-- Given instruction --
Reproduce the following material exactly, including every line.

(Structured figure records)
▬▬▬▬▬▬▬▬▬▬
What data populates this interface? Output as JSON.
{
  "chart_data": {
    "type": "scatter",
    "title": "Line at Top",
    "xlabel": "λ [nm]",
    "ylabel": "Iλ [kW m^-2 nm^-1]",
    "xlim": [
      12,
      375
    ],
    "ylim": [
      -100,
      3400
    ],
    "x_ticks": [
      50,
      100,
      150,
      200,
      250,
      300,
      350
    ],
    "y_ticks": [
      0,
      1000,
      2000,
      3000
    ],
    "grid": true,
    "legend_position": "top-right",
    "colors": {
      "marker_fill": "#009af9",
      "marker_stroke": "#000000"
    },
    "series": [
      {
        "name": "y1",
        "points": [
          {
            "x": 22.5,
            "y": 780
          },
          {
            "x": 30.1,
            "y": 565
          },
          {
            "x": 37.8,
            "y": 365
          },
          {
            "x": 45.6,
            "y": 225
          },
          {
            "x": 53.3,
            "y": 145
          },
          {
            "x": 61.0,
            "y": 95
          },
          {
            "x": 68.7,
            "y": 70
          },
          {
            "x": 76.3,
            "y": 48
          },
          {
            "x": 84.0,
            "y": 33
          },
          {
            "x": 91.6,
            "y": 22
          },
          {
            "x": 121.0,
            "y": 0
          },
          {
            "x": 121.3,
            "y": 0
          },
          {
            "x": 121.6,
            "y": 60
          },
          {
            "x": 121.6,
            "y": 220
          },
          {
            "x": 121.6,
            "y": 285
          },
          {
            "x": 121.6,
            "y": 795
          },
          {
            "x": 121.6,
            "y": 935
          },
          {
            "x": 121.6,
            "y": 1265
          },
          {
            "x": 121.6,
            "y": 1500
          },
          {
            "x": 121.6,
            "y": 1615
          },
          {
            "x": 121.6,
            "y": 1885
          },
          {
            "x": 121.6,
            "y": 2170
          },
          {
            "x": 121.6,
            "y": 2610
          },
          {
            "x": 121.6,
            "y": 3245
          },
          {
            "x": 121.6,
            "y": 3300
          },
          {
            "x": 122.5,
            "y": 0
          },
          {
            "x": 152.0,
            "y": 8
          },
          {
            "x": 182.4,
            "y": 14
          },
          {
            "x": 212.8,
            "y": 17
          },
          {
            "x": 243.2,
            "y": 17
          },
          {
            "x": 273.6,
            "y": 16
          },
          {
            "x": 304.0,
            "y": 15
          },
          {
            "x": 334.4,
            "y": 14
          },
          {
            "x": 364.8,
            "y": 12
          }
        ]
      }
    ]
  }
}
▬▬▬▬▬▬▬▬▬▬
-- Exercise answer --
What data populates this interface? Output as JSON.
{
  "chart_data": {
    "type": "scatter",
    "title": "Line at Top",
    "xlabel": "λ [nm]",
    "ylabel": "Iλ [kW m^-2 nm^-1]",
    "xlim": [
      12,
      375
    ],
    "ylim": [
      -100,
      3400
    ],
    "x_ticks": [
      50,
      100,
      150,
      200,
      250,
      300,
      350
    ],
    "y_ticks": [
      0,
      1000,
      2000,
      3000
    ],
    "grid": true,
    "legend_position": "top-right",
    "colors": {
      "marker_fill": "#009af9",
      "marker_stroke": "#000000"
    },
    "series": [
      {
        "name": "y1",
        "points": [
          {
            "x": 22.5,
            "y": 780
          },
          {
            "x": 30.1,
            "y": 565
          },
          {
            "x": 37.8,
            "y": 365
          },
          {
            "x": 45.6,
            "y": 225
          },
          {
            "x": 53.3,
            "y": 145
          },
          {
            "x": 61.0,
            "y": 95
          },
          {
            "x": 68.7,
            "y": 70
          },
          {
            "x": 76.3,
            "y": 48
          },
          {
            "x": 84.0,
            "y": 33
          },
          {
            "x": 91.6,
            "y": 22
          },
          {
            "x": 121.0,
            "y": 0
          },
          {
            "x": 121.3,
            "y": 0
          },
          {
            "x": 121.6,
            "y": 60
          },
          {
            "x": 121.6,
            "y": 220
          },
          {
            "x": 121.6,
            "y": 285
          },
          {
            "x": 121.6,
            "y": 795
          },
          {
            "x": 121.6,
            "y": 935
          },
          {
            "x": 121.6,
            "y": 1265
          },
          {
            "x": 121.6,
            "y": 1500
          },
          {
            "x": 121.6,
            "y": 1615
          },
          {
            "x": 121.6,
            "y": 1885
          },
          {
            "x": 121.6,
            "y": 2170
          },
          {
            "x": 121.6,
            "y": 2610
          },
          {
            "x": 121.6,
            "y": 3245
          },
          {
            "x": 121.6,
            "y": 3300
          },
          {
            "x": 122.5,
            "y": 0
          },
          {
            "x": 152.0,
            "y": 8
          },
          {
            "x": 182.4,
            "y": 14
          },
          {
            "x": 212.8,
            "y": 17
          },
          {
            "x": 243.2,
            "y": 17
          },
          {
            "x": 273.6,
            "y": 16
          },
          {
            "x": 304.0,
            "y": 15
          },
          {
            "x": 334.4,
            "y": 14
          },
          {
            "x": 364.8,
            "y": 12
          }
        ]
      }
    ]
  }
}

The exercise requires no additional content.